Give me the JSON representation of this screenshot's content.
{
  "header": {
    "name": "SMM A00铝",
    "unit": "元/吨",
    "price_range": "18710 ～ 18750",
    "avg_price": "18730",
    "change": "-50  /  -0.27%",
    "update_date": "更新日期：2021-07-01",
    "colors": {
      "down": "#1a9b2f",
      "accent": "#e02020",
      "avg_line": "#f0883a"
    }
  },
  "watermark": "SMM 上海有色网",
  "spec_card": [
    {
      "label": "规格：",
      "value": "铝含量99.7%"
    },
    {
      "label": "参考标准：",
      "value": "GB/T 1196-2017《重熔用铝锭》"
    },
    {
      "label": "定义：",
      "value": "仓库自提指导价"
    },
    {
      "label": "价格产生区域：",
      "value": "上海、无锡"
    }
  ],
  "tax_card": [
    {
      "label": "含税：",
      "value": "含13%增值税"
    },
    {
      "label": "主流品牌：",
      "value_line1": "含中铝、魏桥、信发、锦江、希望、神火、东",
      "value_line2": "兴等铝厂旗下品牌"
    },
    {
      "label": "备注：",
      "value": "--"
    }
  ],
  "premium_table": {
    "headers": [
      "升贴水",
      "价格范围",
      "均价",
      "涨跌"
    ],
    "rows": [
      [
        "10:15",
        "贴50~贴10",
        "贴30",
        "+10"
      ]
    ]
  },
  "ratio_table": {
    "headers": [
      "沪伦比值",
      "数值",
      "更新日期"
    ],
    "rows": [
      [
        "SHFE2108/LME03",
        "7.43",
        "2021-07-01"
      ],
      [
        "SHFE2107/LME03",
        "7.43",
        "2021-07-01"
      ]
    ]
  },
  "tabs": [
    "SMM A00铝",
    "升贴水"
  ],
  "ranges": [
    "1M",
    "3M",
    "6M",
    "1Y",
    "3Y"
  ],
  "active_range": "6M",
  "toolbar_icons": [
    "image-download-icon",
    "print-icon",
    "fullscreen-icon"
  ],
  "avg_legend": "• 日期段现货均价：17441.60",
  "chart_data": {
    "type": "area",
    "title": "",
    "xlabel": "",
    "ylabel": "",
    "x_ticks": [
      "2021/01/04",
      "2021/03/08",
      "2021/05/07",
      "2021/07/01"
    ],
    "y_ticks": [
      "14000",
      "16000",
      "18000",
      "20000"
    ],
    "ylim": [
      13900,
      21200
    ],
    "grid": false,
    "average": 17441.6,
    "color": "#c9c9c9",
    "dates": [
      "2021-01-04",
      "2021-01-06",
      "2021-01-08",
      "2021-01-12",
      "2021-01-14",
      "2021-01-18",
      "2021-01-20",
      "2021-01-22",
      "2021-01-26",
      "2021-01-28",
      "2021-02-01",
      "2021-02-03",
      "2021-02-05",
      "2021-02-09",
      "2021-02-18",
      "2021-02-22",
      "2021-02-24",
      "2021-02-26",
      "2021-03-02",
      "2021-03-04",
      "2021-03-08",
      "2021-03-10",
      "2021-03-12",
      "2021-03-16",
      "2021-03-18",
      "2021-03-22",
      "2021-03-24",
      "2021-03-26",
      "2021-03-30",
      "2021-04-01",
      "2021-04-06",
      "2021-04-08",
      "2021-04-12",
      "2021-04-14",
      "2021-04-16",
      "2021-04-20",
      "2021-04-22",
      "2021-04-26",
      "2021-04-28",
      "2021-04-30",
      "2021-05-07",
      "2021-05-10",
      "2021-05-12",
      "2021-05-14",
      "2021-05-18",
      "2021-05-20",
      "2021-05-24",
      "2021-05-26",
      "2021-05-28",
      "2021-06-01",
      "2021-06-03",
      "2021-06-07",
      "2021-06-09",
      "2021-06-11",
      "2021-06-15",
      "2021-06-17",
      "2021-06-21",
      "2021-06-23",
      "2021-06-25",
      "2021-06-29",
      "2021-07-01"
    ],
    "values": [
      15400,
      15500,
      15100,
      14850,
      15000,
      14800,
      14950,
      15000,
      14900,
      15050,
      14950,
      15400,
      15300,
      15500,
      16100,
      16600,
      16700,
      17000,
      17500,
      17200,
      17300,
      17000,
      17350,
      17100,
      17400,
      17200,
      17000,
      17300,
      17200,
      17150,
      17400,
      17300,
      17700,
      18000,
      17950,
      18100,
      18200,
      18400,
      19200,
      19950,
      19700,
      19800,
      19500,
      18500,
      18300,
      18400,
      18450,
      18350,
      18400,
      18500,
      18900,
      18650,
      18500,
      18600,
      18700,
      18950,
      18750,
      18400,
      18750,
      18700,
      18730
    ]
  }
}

Work to be completed
Repeat back the data above, exact to the last character.

Worked solution
Give me the JSON representation of this screenshot's content.
{
  "header": {
    "name": "SMM A00铝",
    "unit": "元/吨",
    "price_range": "18710 ～ 18750",
    "avg_price": "18730",
    "change": "-50  /  -0.27%",
    "update_date": "更新日期：2021-07-01",
    "colors": {
      "down": "#1a9b2f",
      "accent": "#e02020",
      "avg_line": "#f0883a"
    }
  },
  "watermark": "SMM 上海有色网",
  "spec_card": [
    {
      "label": "规格：",
      "value": "铝含量99.7%"
    },
    {
      "label": "参考标准：",
      "value": "GB/T 1196-2017《重熔用铝锭》"
    },
    {
      "label": "定义：",
      "value": "仓库自提指导价"
    },
    {
      "label": "价格产生区域：",
      "value": "上海、无锡"
    }
  ],
  "tax_card": [
    {
      "label": "含税：",
      "value": "含13%增值税"
    },
    {
      "label": "主流品牌：",
      "value_line1": "含中铝、魏桥、信发、锦江、希望、神火、东",
      "value_line2": "兴等铝厂旗下品牌"
    },
    {
      "label": "备注：",
      "value": "--"
    }
  ],
  "premium_table": {
    "headers": [
      "升贴水",
      "价格范围",
      "均价",
      "涨跌"
    ],
    "rows": [
      [
        "10:15",
        "贴50~贴10",
        "贴30",
        "+10"
      ]
    ]
  },
  "ratio_table": {
    "headers": [
      "沪伦比值",
      "数值",
      "更新日期"
    ],
    "rows": [
      [
        "SHFE2108/LME03",
        "7.43",
        "2021-07-01"
      ],
      [
        "SHFE2107/LME03",
        "7.43",
        "2021-07-01"
      ]
    ]
  },
  "tabs": [
    "SMM A00铝",
    "升贴水"
  ],
  "ranges": [
    "1M",
    "3M",
    "6M",
    "1Y",
    "3Y"
  ],
  "active_range": "6M",
  "toolbar_icons": [
    "image-download-icon",
    "print-icon",
    "fullscreen-icon"
  ],
  "avg_legend": "• 日期段现货均价：17441.60",
  "chart_data": {
    "type": "area",
    "title": "",
    "xlabel": "",
    "ylabel": "",
    "x_ticks": [
      "2021/01/04",
      "2021/03/08",
      "2021/05/07",
      "2021/07/01"
    ],
    "y_ticks": [
      "14000",
      "16000",
      "18000",
      "20000"
    ],
    "ylim": [
      13900,
      21200
    ],
    "grid": false,
    "average": 17441.6,
    "color": "#c9c9c9",
    "dates": [
      "2021-01-04",
      "2021-01-06",
      "2021-01-08",
      "2021-01-12",
      "2021-01-14",
      "2021-01-18",
      "2021-01-20",
      "2021-01-22",
      "2021-01-26",
      "2021-01-28",
      "2021-02-01",
      "2021-02-03",
      "2021-02-05",
      "2021-02-09",
      "2021-02-18",
      "2021-02-22",
      "2021-02-24",
      "2021-02-26",
      "2021-03-02",
      "2021-03-04",
      "2021-03-08",
      "2021-03-10",
      "2021-03-12",
      "2021-03-16",
      "2021-03-18",
      "2021-03-22",
      "2021-03-24",
      "2021-03-26",
      "2021-03-30",
      "2021-04-01",
      "2021-04-06",
      "2021-04-08",
      "2021-04-12",
      "2021-04-14",
      "2021-04-16",
      "2021-04-20",
      "2021-04-22",
      "2021-04-26",
      "2021-04-28",
      "2021-04-30",
      "2021-05-07",
      "2021-05-10",
      "2021-05-12",
      "2021-05-14",
      "2021-05-18",
      "2021-05-20",
      "2021-05-24",
      "2021-05-26",
      "2021-05-28",
      "2021-06-01",
      "2021-06-03",
      "2021-06-07",
      "2021-06-09",
      "2021-06-11",
      "2021-06-15",
      "2021-06-17",
      "2021-06-21",
      "2021-06-23",
      "2021-06-25",
      "2021-06-29",
      "2021-07-01"
    ],
    "values": [
      15400,
      15500,
      15100,
      14850,
      15000,
      14800,
      14950,
      15000,
      14900,
      15050,
      14950,
      15400,
      15300,
      15500,
      16100,
      16600,
      16700,
      17000,
      17500,
      17200,
      17300,
      17000,
      17350,
      17100,
      17400,
      17200,
      17000,
      17300,
      17200,
      17150,
      17400,
      17300,
      17700,
      18000,
      17950,
      18100,
      18200,
      18400,
      19200,
      19950,
      19700,
      19800,
      19500,
      18500,
      18300,
      18400,
      18450,
      18350,
      18400,
      18500,
      18900,
      18650,
      18500,
      18600,
      18700,
      18950,
      18750,
      18400,
      18750,
      18700,
      18730
    ]
  }
}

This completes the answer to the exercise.